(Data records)
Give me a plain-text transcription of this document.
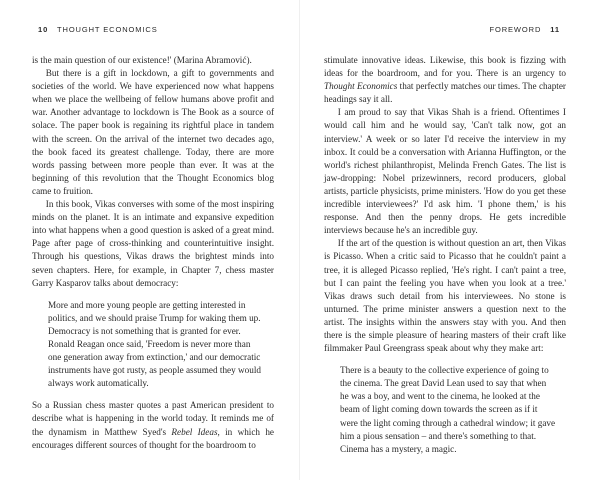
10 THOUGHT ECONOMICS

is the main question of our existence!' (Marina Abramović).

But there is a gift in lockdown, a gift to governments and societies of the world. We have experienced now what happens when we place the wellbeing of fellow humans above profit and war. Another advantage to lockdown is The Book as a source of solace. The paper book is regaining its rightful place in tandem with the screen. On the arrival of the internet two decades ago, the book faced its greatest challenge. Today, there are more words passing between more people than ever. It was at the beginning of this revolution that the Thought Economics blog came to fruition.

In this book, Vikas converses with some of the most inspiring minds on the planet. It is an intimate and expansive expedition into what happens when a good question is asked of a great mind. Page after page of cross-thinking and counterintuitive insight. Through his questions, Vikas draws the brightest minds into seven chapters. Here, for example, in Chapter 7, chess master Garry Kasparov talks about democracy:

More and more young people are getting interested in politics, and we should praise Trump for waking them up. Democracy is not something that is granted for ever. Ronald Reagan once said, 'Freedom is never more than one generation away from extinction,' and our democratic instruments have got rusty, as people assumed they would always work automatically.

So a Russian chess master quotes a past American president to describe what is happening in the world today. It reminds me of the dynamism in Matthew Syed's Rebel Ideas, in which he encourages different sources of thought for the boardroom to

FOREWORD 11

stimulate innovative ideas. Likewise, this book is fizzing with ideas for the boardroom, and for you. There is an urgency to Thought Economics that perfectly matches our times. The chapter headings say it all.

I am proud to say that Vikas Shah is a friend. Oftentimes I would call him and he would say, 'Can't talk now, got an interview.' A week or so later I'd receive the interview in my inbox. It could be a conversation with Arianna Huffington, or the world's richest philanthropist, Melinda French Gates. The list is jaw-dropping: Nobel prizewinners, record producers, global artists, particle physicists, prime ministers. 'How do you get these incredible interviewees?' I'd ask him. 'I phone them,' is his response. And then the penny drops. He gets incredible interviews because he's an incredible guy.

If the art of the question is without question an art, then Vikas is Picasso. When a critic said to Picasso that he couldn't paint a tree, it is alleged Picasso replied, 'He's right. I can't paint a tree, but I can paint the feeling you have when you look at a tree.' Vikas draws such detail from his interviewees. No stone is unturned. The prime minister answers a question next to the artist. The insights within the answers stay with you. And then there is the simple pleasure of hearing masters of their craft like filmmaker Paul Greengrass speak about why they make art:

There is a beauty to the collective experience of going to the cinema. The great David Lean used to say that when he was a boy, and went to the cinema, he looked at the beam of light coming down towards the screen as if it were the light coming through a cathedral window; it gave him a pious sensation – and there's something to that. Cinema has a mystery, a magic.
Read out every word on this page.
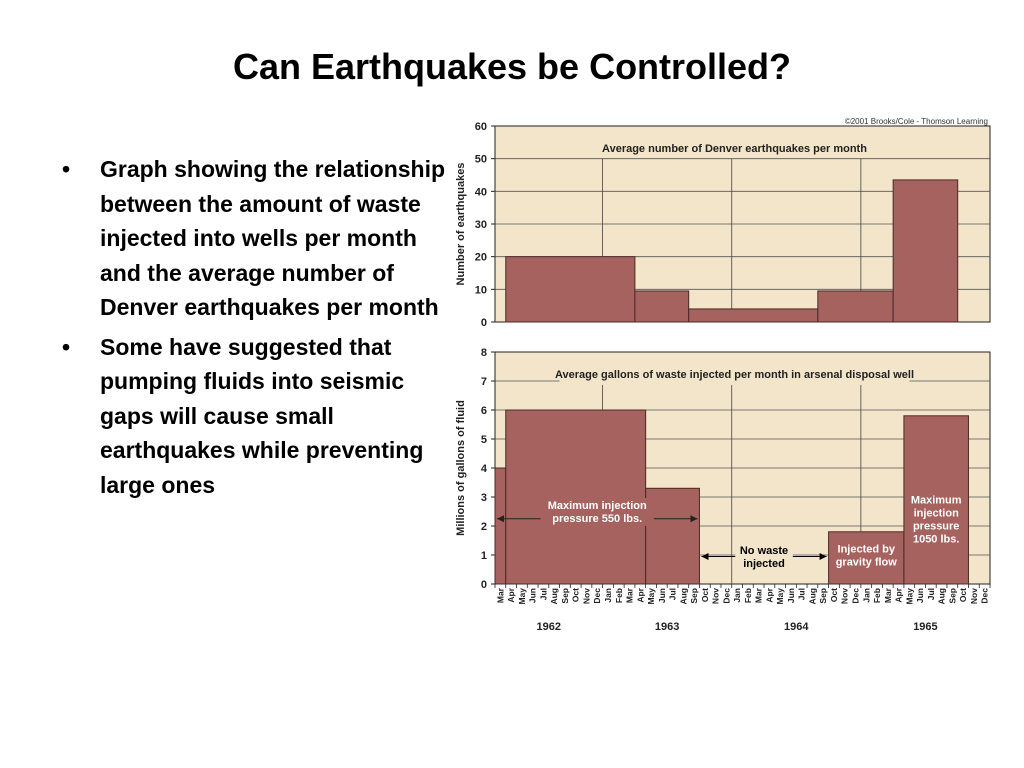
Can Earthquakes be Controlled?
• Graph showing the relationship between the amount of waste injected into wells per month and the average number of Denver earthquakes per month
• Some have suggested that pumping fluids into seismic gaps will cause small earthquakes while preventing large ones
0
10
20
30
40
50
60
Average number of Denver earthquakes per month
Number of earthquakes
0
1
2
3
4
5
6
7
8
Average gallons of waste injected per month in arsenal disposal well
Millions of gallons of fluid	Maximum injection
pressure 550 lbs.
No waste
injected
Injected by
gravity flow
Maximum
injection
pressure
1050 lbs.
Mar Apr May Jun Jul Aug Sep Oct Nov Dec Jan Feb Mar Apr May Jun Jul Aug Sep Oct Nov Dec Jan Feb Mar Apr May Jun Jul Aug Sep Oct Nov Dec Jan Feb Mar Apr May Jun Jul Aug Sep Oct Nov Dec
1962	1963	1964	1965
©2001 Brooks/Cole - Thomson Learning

■ **Requirement**:
Above are the records. Copy every line in them holding "month".

■ **Solution**:
• Graph showing the relationship between the amount of waste injected into wells per month and the average number of Denver earthquakes per month
Average number of Denver earthquakes per month
Average gallons of waste injected per month in arsenal disposal well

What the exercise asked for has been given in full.